--- START OF INPUT ROWS ---

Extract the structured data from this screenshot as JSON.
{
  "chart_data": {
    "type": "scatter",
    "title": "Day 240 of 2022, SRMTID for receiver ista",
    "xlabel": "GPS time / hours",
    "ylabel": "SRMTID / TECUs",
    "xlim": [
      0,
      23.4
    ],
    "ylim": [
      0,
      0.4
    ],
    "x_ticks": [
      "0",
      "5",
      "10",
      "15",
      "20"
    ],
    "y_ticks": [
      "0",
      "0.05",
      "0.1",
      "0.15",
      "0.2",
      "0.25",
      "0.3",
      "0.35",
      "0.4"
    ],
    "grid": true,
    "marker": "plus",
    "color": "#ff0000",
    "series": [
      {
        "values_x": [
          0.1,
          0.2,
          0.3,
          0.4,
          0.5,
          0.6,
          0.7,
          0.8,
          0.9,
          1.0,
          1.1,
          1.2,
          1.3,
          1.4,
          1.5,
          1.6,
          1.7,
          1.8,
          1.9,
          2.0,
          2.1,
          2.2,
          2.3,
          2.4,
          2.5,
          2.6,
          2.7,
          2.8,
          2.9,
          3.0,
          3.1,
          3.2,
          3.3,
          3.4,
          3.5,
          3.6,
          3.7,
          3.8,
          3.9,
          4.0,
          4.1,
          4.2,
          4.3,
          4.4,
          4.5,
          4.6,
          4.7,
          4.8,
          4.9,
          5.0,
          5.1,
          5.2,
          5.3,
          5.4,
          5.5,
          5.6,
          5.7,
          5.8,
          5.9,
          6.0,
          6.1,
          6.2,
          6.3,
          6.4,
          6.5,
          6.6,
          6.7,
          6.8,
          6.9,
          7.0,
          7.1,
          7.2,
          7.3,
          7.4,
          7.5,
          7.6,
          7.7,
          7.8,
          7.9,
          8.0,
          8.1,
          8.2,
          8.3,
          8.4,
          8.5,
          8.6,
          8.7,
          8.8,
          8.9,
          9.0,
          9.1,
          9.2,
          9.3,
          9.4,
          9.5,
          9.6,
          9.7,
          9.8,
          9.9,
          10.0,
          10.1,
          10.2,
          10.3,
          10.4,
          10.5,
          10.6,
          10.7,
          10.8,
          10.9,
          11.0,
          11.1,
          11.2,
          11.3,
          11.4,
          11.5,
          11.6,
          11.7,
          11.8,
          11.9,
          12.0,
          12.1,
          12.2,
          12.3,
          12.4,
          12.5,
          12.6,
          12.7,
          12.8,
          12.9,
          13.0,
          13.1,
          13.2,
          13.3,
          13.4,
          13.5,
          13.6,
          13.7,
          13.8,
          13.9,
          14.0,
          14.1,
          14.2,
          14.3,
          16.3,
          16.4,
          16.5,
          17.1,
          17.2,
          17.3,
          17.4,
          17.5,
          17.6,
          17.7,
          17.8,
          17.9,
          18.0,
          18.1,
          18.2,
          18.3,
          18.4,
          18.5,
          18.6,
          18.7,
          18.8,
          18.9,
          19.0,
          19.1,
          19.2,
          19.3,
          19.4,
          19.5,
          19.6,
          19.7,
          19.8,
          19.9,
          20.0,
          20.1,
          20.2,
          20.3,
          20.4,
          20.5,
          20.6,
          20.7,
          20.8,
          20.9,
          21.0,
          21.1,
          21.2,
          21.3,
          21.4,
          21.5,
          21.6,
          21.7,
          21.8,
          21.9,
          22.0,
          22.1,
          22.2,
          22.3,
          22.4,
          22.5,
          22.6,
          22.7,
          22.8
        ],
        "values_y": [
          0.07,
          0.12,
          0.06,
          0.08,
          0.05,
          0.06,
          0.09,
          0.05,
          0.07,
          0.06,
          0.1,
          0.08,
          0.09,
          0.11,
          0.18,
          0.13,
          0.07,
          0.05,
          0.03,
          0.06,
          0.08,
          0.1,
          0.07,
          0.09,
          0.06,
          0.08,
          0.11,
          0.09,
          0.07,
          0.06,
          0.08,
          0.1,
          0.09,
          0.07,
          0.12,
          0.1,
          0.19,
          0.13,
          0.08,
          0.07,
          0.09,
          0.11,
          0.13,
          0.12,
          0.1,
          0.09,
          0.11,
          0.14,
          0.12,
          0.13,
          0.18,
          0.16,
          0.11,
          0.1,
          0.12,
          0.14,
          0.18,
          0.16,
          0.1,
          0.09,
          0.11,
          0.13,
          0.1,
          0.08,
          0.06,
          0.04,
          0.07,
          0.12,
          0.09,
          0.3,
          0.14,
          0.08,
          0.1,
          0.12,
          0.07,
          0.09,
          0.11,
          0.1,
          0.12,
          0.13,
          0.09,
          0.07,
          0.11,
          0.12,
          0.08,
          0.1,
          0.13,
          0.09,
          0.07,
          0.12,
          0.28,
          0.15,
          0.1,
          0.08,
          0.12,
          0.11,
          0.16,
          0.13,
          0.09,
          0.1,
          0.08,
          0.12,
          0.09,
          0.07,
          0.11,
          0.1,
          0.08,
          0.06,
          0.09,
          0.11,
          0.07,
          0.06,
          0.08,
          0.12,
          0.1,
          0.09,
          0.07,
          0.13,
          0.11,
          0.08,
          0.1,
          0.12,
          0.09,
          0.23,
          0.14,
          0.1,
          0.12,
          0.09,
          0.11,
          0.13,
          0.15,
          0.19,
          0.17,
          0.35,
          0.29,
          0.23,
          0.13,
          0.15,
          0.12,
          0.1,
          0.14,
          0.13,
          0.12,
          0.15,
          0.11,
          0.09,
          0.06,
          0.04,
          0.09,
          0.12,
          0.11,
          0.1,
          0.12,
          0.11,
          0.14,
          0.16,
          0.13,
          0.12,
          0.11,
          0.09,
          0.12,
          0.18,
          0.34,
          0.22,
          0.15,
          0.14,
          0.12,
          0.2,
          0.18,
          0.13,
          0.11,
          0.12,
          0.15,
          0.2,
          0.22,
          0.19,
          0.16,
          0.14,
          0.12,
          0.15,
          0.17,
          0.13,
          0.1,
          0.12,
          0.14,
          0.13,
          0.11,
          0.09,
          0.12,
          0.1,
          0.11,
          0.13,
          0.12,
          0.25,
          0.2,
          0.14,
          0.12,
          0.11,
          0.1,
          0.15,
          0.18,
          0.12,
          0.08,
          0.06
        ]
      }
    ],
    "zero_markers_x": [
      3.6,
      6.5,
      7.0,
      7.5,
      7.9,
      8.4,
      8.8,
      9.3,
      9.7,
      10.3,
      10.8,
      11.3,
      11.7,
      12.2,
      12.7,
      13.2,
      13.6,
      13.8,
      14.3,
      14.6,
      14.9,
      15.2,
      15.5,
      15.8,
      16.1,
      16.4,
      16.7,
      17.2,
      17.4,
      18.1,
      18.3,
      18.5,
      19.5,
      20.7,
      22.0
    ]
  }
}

--- END OF INPUT ROWS ---

STATED GOAL |
Copy all the entries verbatim.

FINAL ANSWER |
Extract the structured data from this screenshot as JSON.
{
  "chart_data": {
    "type": "scatter",
    "title": "Day 240 of 2022, SRMTID for receiver ista",
    "xlabel": "GPS time / hours",
    "ylabel": "SRMTID / TECUs",
    "xlim": [
      0,
      23.4
    ],
    "ylim": [
      0,
      0.4
    ],
    "x_ticks": [
      "0",
      "5",
      "10",
      "15",
      "20"
    ],
    "y_ticks": [
      "0",
      "0.05",
      "0.1",
      "0.15",
      "0.2",
      "0.25",
      "0.3",
      "0.35",
      "0.4"
    ],
    "grid": true,
    "marker": "plus",
    "color": "#ff0000",
    "series": [
      {
        "values_x": [
          0.1,
          0.2,
          0.3,
          0.4,
          0.5,
          0.6,
          0.7,
          0.8,
          0.9,
          1.0,
          1.1,
          1.2,
          1.3,
          1.4,
          1.5,
          1.6,
          1.7,
          1.8,
          1.9,
          2.0,
          2.1,
          2.2,
          2.3,
          2.4,
          2.5,
          2.6,
          2.7,
          2.8,
          2.9,
          3.0,
          3.1,
          3.2,
          3.3,
          3.4,
          3.5,
          3.6,
          3.7,
          3.8,
          3.9,
          4.0,
          4.1,
          4.2,
          4.3,
          4.4,
          4.5,
          4.6,
          4.7,
          4.8,
          4.9,
          5.0,
          5.1,
          5.2,
          5.3,
          5.4,
          5.5,
          5.6,
          5.7,
          5.8,
          5.9,
          6.0,
          6.1,
          6.2,
          6.3,
          6.4,
          6.5,
          6.6,
          6.7,
          6.8,
          6.9,
          7.0,
          7.1,
          7.2,
          7.3,
          7.4,
          7.5,
          7.6,
          7.7,
          7.8,
          7.9,
          8.0,
          8.1,
          8.2,
          8.3,
          8.4,
          8.5,
          8.6,
          8.7,
          8.8,
          8.9,
          9.0,
          9.1,
          9.2,
          9.3,
          9.4,
          9.5,
          9.6,
          9.7,
          9.8,
          9.9,
          10.0,
          10.1,
          10.2,
          10.3,
          10.4,
          10.5,
          10.6,
          10.7,
          10.8,
          10.9,
          11.0,
          11.1,
          11.2,
          11.3,
          11.4,
          11.5,
          11.6,
          11.7,
          11.8,
          11.9,
          12.0,
          12.1,
          12.2,
          12.3,
          12.4,
          12.5,
          12.6,
          12.7,
          12.8,
          12.9,
          13.0,
          13.1,
          13.2,
          13.3,
          13.4,
          13.5,
          13.6,
          13.7,
          13.8,
          13.9,
          14.0,
          14.1,
          14.2,
          14.3,
          16.3,
          16.4,
          16.5,
          17.1,
          17.2,
          17.3,
          17.4,
          17.5,
          17.6,
          17.7,
          17.8,
          17.9,
          18.0,
          18.1,
          18.2,
          18.3,
          18.4,
          18.5,
          18.6,
          18.7,
          18.8,
          18.9,
          19.0,
          19.1,
          19.2,
          19.3,
          19.4,
          19.5,
          19.6,
          19.7,
          19.8,
          19.9,
          20.0,
          20.1,
          20.2,
          20.3,
          20.4,
          20.5,
          20.6,
          20.7,
          20.8,
          20.9,
          21.0,
          21.1,
          21.2,
          21.3,
          21.4,
          21.5,
          21.6,
          21.7,
          21.8,
          21.9,
          22.0,
          22.1,
          22.2,
          22.3,
          22.4,
          22.5,
          22.6,
          22.7,
          22.8
        ],
        "values_y": [
          0.07,
          0.12,
          0.06,
          0.08,
          0.05,
          0.06,
          0.09,
          0.05,
          0.07,
          0.06,
          0.1,
          0.08,
          0.09,
          0.11,
          0.18,
          0.13,
          0.07,
          0.05,
          0.03,
          0.06,
          0.08,
          0.1,
          0.07,
          0.09,
          0.06,
          0.08,
          0.11,
          0.09,
          0.07,
          0.06,
          0.08,
          0.1,
          0.09,
          0.07,
          0.12,
          0.1,
          0.19,
          0.13,
          0.08,
          0.07,
          0.09,
          0.11,
          0.13,
          0.12,
          0.1,
          0.09,
          0.11,
          0.14,
          0.12,
          0.13,
          0.18,
          0.16,
          0.11,
          0.1,
          0.12,
          0.14,
          0.18,
          0.16,
          0.1,
          0.09,
          0.11,
          0.13,
          0.1,
          0.08,
          0.06,
          0.04,
          0.07,
          0.12,
          0.09,
          0.3,
          0.14,
          0.08,
          0.1,
          0.12,
          0.07,
          0.09,
          0.11,
          0.1,
          0.12,
          0.13,
          0.09,
          0.07,
          0.11,
          0.12,
          0.08,
          0.1,
          0.13,
          0.09,
          0.07,
          0.12,
          0.28,
          0.15,
          0.1,
          0.08,
          0.12,
          0.11,
          0.16,
          0.13,
          0.09,
          0.1,
          0.08,
          0.12,
          0.09,
          0.07,
          0.11,
          0.1,
          0.08,
          0.06,
          0.09,
          0.11,
          0.07,
          0.06,
          0.08,
          0.12,
          0.1,
          0.09,
          0.07,
          0.13,
          0.11,
          0.08,
          0.1,
          0.12,
          0.09,
          0.23,
          0.14,
          0.1,
          0.12,
          0.09,
          0.11,
          0.13,
          0.15,
          0.19,
          0.17,
          0.35,
          0.29,
          0.23,
          0.13,
          0.15,
          0.12,
          0.1,
          0.14,
          0.13,
          0.12,
          0.15,
          0.11,
          0.09,
          0.06,
          0.04,
          0.09,
          0.12,
          0.11,
          0.1,
          0.12,
          0.11,
          0.14,
          0.16,
          0.13,
          0.12,
          0.11,
          0.09,
          0.12,
          0.18,
          0.34,
          0.22,
          0.15,
          0.14,
          0.12,
          0.2,
          0.18,
          0.13,
          0.11,
          0.12,
          0.15,
          0.2,
          0.22,
          0.19,
          0.16,
          0.14,
          0.12,
          0.15,
          0.17,
          0.13,
          0.1,
          0.12,
          0.14,
          0.13,
          0.11,
          0.09,
          0.12,
          0.1,
          0.11,
          0.13,
          0.12,
          0.25,
          0.2,
          0.14,
          0.12,
          0.11,
          0.1,
          0.15,
          0.18,
          0.12,
          0.08,
          0.06
        ]
      }
    ],
    "zero_markers_x": [
      3.6,
      6.5,
      7.0,
      7.5,
      7.9,
      8.4,
      8.8,
      9.3,
      9.7,
      10.3,
      10.8,
      11.3,
      11.7,
      12.2,
      12.7,
      13.2,
      13.6,
      13.8,
      14.3,
      14.6,
      14.9,
      15.2,
      15.5,
      15.8,
      16.1,
      16.4,
      16.7,
      17.2,
      17.4,
      18.1,
      18.3,
      18.5,
      19.5,
      20.7,
      22.0
    ]
  }
}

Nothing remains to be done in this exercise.